_What the exercise asks_
Find the lines that include the string "сахарным" and report how many there are. Give no other text.
----- Data lines
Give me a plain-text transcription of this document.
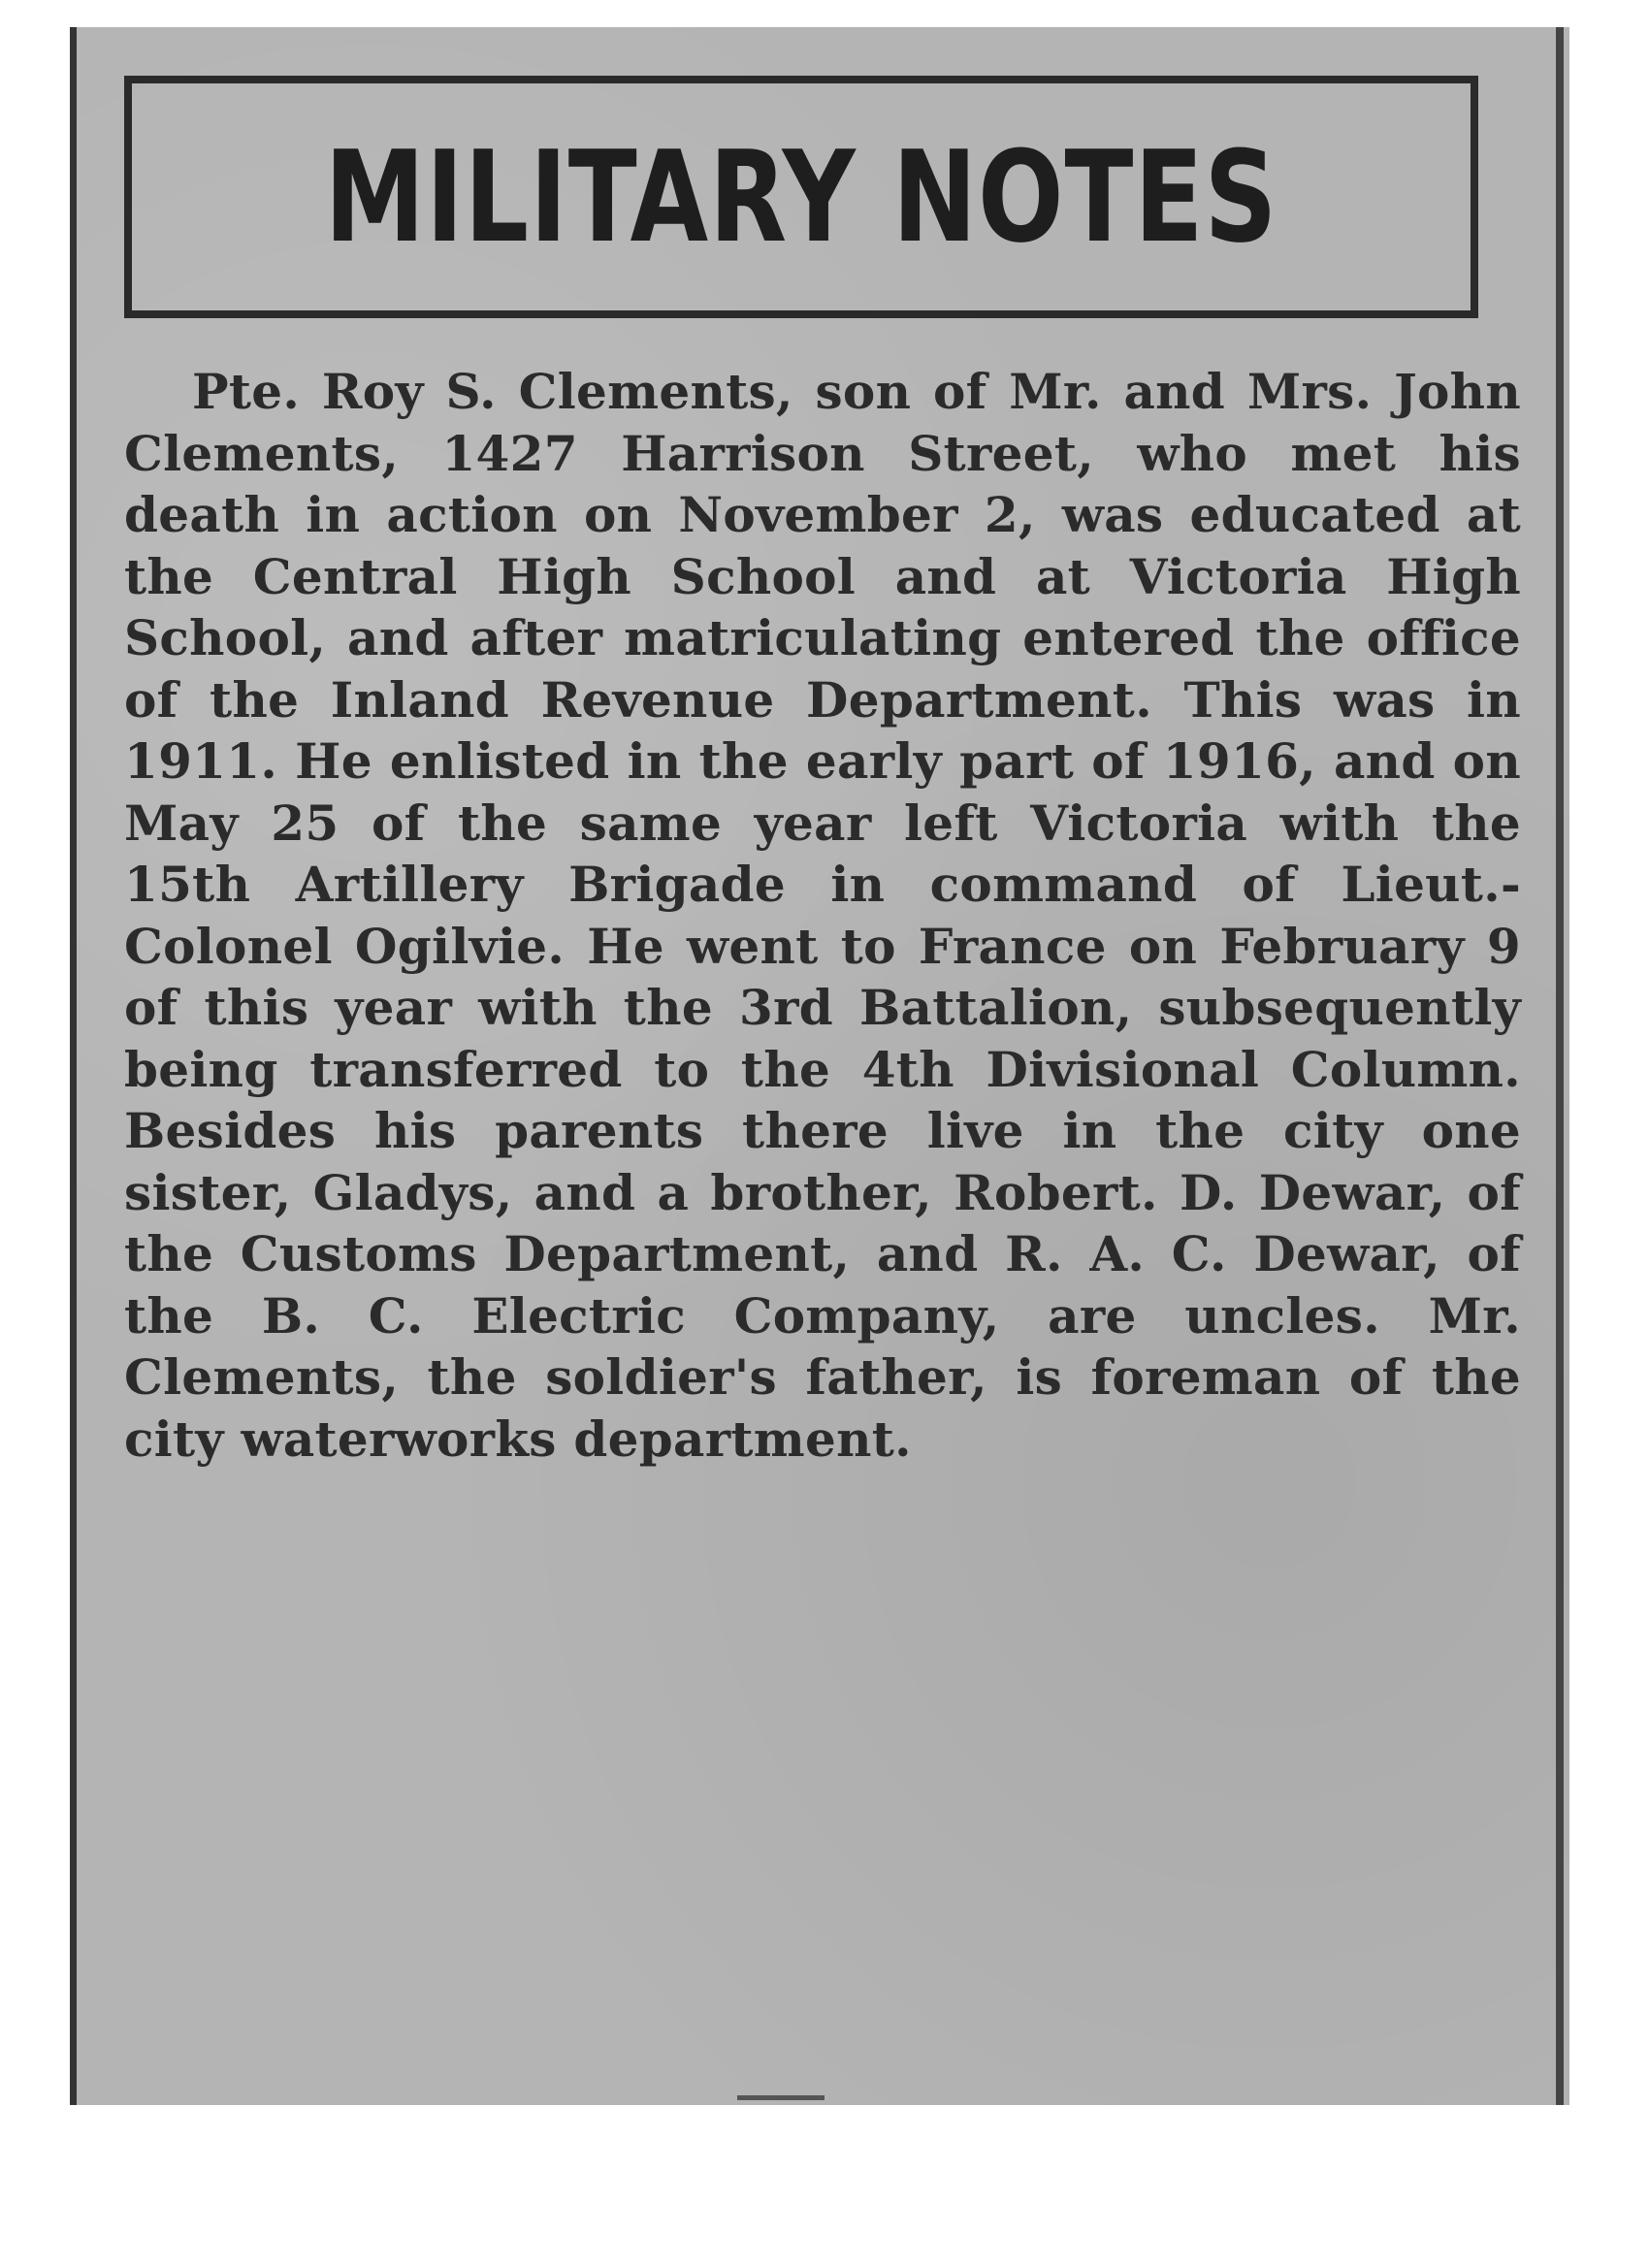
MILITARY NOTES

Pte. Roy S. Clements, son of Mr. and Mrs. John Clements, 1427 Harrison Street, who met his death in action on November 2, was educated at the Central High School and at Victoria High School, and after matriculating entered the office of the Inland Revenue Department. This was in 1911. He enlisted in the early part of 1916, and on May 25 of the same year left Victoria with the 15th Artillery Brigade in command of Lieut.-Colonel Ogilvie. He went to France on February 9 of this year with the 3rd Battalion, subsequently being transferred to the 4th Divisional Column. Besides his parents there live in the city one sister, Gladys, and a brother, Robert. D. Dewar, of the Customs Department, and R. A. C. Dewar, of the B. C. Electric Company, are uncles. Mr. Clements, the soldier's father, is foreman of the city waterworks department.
----------
----- Data lines
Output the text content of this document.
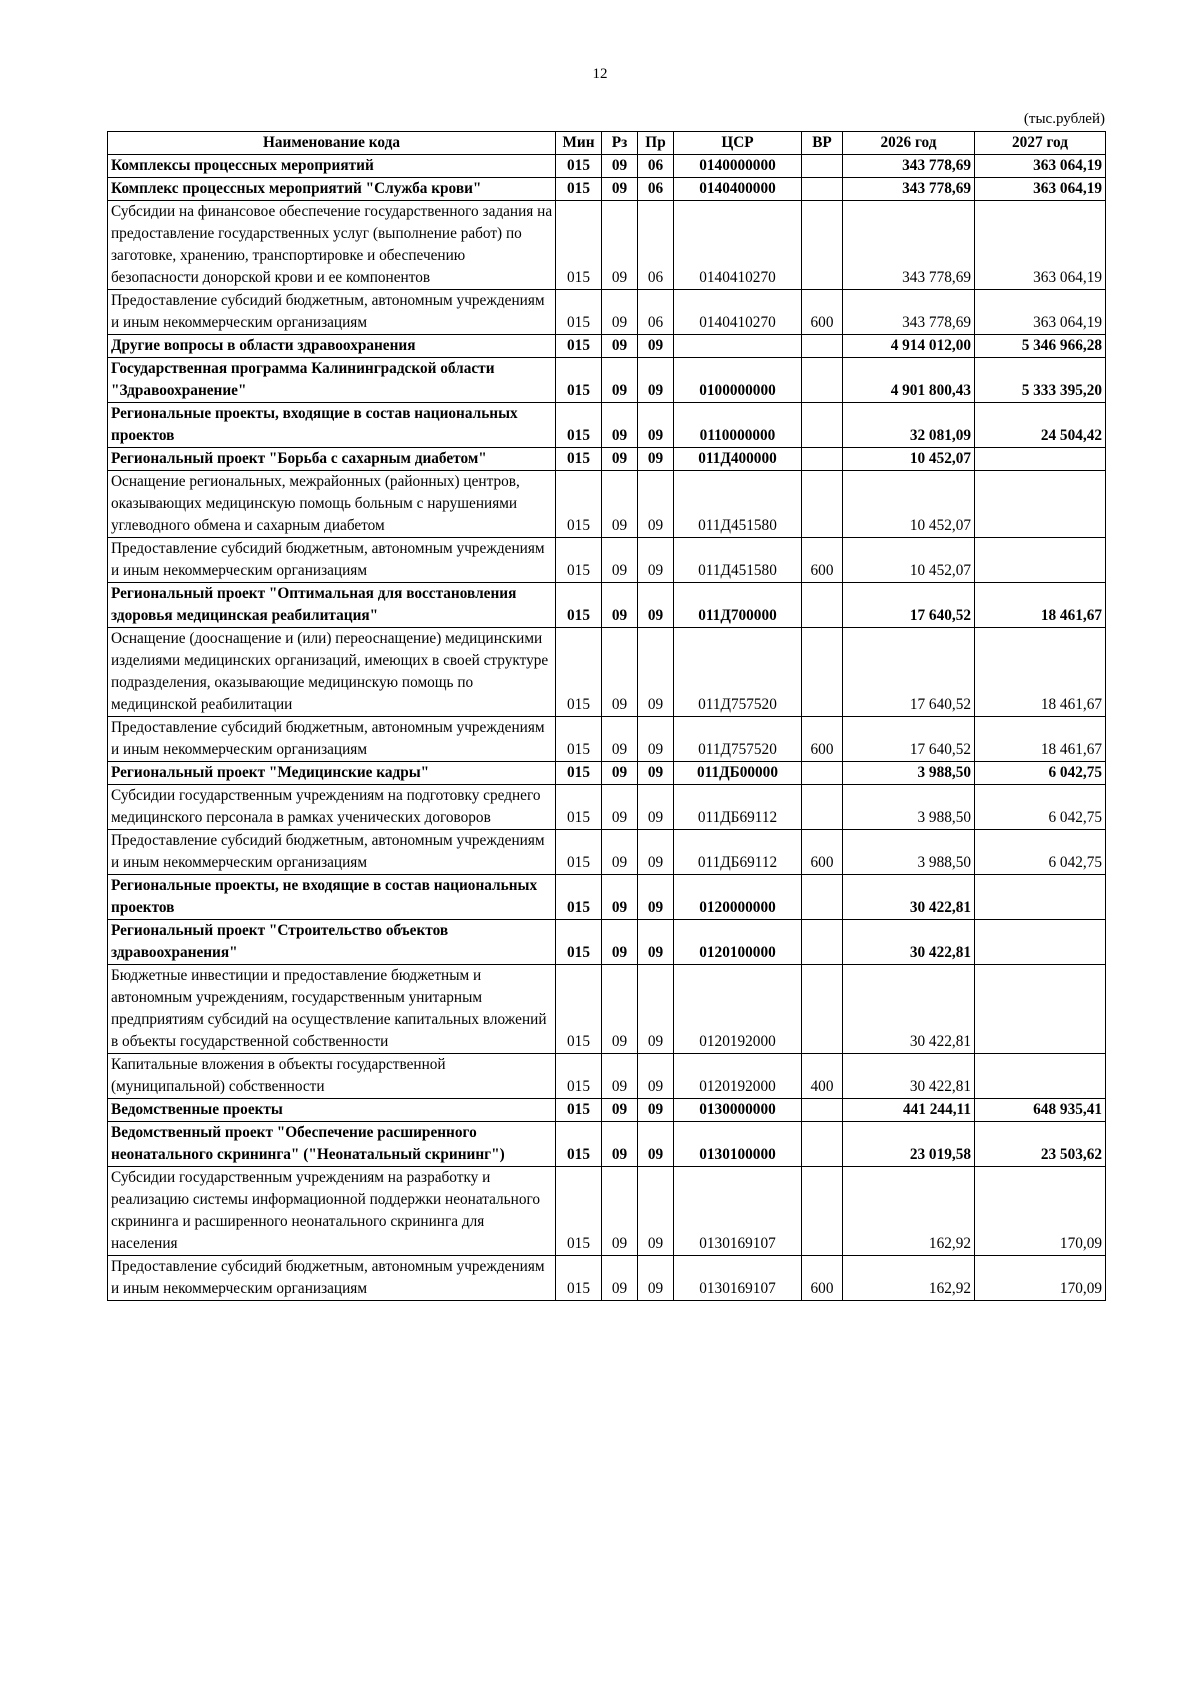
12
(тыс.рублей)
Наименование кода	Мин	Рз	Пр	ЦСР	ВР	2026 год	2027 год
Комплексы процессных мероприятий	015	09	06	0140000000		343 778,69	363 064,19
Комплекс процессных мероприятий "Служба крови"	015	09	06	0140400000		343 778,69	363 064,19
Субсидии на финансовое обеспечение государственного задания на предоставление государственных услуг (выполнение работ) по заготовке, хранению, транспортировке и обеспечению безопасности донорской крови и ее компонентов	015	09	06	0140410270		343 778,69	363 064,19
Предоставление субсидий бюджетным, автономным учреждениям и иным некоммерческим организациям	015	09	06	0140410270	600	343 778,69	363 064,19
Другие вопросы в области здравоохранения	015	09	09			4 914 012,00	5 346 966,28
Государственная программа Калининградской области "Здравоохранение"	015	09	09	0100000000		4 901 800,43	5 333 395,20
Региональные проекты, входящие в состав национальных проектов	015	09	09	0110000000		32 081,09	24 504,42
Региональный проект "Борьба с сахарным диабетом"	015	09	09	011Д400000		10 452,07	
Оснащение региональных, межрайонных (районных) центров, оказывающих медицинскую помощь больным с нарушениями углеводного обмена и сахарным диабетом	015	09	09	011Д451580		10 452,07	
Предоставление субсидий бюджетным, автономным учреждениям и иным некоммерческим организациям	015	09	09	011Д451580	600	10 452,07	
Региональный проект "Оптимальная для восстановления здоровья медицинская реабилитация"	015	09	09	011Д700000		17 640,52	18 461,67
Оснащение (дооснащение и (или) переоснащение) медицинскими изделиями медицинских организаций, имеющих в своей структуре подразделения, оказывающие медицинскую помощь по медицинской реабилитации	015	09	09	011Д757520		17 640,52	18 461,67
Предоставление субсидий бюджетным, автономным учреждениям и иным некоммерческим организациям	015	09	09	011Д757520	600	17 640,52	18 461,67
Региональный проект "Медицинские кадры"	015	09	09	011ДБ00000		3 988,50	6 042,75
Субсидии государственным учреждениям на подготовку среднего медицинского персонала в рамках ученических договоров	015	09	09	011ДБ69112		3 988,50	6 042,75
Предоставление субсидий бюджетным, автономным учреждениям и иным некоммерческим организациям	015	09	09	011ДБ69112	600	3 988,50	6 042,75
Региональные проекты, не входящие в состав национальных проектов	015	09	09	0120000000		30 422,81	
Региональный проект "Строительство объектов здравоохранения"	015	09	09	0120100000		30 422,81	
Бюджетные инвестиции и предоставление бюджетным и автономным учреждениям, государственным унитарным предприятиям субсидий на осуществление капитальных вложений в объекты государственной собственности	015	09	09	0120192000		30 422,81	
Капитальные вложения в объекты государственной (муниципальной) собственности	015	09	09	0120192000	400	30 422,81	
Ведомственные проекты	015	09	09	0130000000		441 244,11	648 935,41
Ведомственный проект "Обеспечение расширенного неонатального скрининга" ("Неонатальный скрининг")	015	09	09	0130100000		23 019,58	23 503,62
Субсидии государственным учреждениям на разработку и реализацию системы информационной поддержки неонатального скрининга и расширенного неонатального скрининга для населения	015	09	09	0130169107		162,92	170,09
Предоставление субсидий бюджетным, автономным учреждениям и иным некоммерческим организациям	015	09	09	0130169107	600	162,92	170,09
----------
_Solution below_
2